====== Stored data
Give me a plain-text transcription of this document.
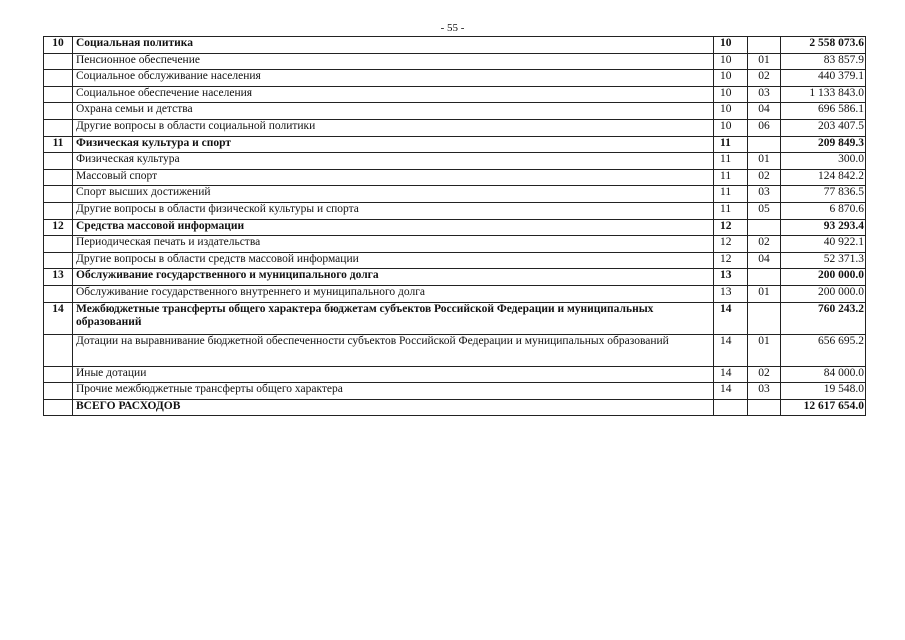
- 55 -
10	Социальная политика	10		2 558 073.6
	Пенсионное обеспечение	10	01	83 857.9
	Социальное обслуживание населения	10	02	440 379.1
	Социальное обеспечение населения	10	03	1 133 843.0
	Охрана семьи и детства	10	04	696 586.1
	Другие вопросы в области социальной политики	10	06	203 407.5
11	Физическая культура и спорт	11		209 849.3
	Физическая культура	11	01	300.0
	Массовый спорт	11	02	124 842.2
	Спорт высших достижений	11	03	77 836.5
	Другие вопросы в области физической культуры и спорта	11	05	6 870.6
12	Средства массовой информации	12		93 293.4
	Периодическая печать и издательства	12	02	40 922.1
	Другие вопросы в области средств массовой информации	12	04	52 371.3
13	Обслуживание государственного и муниципального долга	13		200 000.0
	Обслуживание государственного внутреннего и муниципального долга	13	01	200 000.0
14	Межбюджетные трансферты общего характера бюджетам субъектов Российской Федерации и муниципальных образований	14		760 243.2
	Дотации на выравнивание бюджетной обеспеченности субъектов Российской Федерации и муниципальных образований	14	01	656 695.2
	Иные дотации	14	02	84 000.0
	Прочие межбюджетные трансферты общего характера	14	03	19 548.0
	ВСЕГО РАСХОДОВ			12 617 654.0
============
> **Job**
Find the lines above that include the string "вопросы" and copy them.

> **Solution to the exercise**
	Другие вопросы в области социальной политики	10	06	203 407.5
	Другие вопросы в области физической культуры и спорта	11	05	6 870.6
	Другие вопросы в области средств массовой информации	12	04	52 371.3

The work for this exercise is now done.